:: EXCERTO DA PÁGINA ::
Cremos que manifesto é não se lhe pode reconhecer razão.
Vejamos.
— Preceitua o citado art. 56° do C.P.M. (que regula os “Pressupostos e duração” da liberdade condicional) que:
“1. O tribunal coloca o condenado a pena de prisão em liberdade condicional quando se encontrarem cumpridos dois terços da pena e no mínimo 6 meses, se:
a) For fundadamente de esperar, atentas as circunstâncias do caso, a vida anterior do agente, a sua personalidade e a evolução desta durante a execução da prisão, que o condenado, uma vez em liberdade, conduzirá a sua vida de modo socialmente responsável, sem cometer crimes; e
b) A libertação se revelar compatível com a defesa da ordem jurídica e da paz social.
2. A liberdade condicional tem duração igual ao tempo de prisão que falte cumprir, mas nunca superior a 5 anos.
3. A aplicação da liberdade condicional depende do consentimento do condenado”; (sub. nosso).
Constituem, assim, “pressupostos objectivos” ou “formais”, a condenação em pena de prisão superior a seis (6) meses e o cumprimento de dois terços da pena, num mínimo de (também) seis (6) meses; (cfr. n.° 1).
“In casu”, atenta a pena única que ao recorrente foi fixada, e visto que se encontra ininterruptamente preso desde 04.01.2013, expiados estão já dois terços de tal pena, pelo que preenchidos estão os ditos pressupostos formais.
Todavia, e como é sabido, tal “circunstancialismo” não basta, já que não sendo a liberdade condicional uma medida de concessão automática, impõe-se para a sua concessão, a verificação cumulativa de outros pressupostos de natureza “material”: os previstos nas alíneas a) e b) do n.° 1 do referido art. 56°.
Com efeito, importa ter em conta que a liberdade condicional não é uma “medida de clemência”, constituindo uma medida que faz parte do normal desenvolver da execução da pena de prisão, manifestando-se como uma forma de individualização da pena no fito de ressocialização, pois que serve um objectivo bem definido: o de criar um período de transição entre a prisão e a liberdade, durante o qual o delinquente possa, equilibradamente, recobrar o sentido de orientação social fatalmente enfraquecido por efeito da reclusão; (cfr., v.g., J. L. Morais Rocha e A. C. Sá Gomes in “Entre a Reclusão e a Liberdade – Estudos Penitenciários”, Vol. I, em concreto, “Algumas notas sobre o direito penitenciário”, IV cap., pág. 41 e segs.).

:: REGISTOS DE ENTRADA ::
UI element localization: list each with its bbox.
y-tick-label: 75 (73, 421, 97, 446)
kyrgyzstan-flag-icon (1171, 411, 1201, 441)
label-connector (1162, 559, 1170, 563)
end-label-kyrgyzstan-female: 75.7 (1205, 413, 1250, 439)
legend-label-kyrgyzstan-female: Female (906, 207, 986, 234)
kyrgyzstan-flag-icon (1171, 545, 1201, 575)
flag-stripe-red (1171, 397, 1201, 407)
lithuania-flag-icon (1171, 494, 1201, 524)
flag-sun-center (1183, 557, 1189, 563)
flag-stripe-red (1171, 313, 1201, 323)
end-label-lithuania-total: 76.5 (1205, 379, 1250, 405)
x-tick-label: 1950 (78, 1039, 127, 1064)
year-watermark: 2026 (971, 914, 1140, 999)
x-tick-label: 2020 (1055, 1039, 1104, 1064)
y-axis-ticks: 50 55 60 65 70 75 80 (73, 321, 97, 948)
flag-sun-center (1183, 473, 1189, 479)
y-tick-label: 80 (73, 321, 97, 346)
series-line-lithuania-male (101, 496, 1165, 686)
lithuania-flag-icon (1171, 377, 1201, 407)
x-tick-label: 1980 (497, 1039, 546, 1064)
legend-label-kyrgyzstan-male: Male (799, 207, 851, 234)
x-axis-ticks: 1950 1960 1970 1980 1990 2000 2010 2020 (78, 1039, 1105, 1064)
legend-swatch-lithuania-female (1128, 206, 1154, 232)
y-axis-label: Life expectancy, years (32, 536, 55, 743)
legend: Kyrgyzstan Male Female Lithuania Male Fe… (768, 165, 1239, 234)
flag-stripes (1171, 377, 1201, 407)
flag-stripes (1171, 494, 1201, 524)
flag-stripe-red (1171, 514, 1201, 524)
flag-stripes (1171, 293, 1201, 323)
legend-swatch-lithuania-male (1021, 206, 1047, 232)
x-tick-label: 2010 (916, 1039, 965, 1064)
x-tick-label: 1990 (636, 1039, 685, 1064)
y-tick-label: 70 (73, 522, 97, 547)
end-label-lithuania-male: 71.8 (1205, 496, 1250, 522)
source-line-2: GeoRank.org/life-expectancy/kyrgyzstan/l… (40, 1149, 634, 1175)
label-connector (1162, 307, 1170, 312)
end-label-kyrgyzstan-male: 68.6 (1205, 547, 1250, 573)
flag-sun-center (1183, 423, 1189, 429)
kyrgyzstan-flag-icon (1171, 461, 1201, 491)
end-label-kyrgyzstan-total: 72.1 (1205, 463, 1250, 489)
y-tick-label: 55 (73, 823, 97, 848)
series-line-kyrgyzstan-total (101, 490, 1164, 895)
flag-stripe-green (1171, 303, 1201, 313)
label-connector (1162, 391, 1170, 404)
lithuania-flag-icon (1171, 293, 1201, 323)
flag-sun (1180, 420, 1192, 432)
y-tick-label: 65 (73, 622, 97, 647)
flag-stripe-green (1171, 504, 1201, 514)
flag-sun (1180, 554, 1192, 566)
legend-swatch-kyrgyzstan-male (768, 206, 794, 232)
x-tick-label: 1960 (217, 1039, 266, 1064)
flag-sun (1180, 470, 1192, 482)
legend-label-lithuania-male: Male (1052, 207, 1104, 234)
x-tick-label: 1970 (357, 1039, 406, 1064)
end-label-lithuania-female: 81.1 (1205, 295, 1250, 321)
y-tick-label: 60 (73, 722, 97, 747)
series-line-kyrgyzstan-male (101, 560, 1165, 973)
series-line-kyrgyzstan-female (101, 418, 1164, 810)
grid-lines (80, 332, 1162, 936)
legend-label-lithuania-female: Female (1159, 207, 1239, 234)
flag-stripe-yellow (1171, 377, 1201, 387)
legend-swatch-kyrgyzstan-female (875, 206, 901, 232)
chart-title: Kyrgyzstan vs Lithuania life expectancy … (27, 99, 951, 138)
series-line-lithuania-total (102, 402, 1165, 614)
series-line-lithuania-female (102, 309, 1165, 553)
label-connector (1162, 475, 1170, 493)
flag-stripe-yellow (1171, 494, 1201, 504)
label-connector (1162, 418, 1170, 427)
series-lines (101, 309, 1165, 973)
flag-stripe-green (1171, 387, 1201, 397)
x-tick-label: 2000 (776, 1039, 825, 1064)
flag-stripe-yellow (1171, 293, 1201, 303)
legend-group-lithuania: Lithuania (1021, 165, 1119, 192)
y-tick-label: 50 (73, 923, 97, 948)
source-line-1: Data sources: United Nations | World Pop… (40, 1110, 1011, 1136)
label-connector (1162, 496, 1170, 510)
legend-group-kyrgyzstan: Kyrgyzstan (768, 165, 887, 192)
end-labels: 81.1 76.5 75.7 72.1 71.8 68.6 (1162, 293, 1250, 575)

:: TAREFAS ::
• 1. Traduza para inglês esta frase do excerto sobre liberdade condicional: "A liberdade condicional tem duração igual ao tempo de prisão que falte cumprir, mas nunca superior a 5 anos."
• 2. Transforme em lista numerada os registos, começando no início e terminando na linha que contém "legend-label-kyrgyzstan-male: Male (799, 207, 851, 234)", incluindo ambas, e omita as linhas em branco.

:: RESPOSTAS POR TAREFA ::
• 1. Parole lasts for a period equal to the prison time still to be served, but never longer than 5 years.

• 2.
1. UI element localization: list each with its bbox.
2. y-tick-label: 75 (73, 421, 97, 446)
3. kyrgyzstan-flag-icon (1171, 411, 1201, 441)
4. label-connector (1162, 559, 1170, 563)
5. end-label-kyrgyzstan-female: 75.7 (1205, 413, 1250, 439)
6. legend-label-kyrgyzstan-female: Female (906, 207, 986, 234)
7. kyrgyzstan-flag-icon (1171, 545, 1201, 575)
8. flag-stripe-red (1171, 397, 1201, 407)
9. lithuania-flag-icon (1171, 494, 1201, 524)
10. flag-sun-center (1183, 557, 1189, 563)
11. flag-stripe-red (1171, 313, 1201, 323)
12. end-label-lithuania-total: 76.5 (1205, 379, 1250, 405)
13. x-tick-label: 1950 (78, 1039, 127, 1064)
14. year-watermark: 2026 (971, 914, 1140, 999)
15. x-tick-label: 2020 (1055, 1039, 1104, 1064)
16. y-axis-ticks: 50 55 60 65 70 75 80 (73, 321, 97, 948)
17. flag-sun-center (1183, 473, 1189, 479)
18. y-tick-label: 80 (73, 321, 97, 346)
19. series-line-lithuania-male (101, 496, 1165, 686)
20. lithuania-flag-icon (1171, 377, 1201, 407)
21. x-tick-label: 1980 (497, 1039, 546, 1064)
22. legend-label-kyrgyzstan-male: Male (799, 207, 851, 234)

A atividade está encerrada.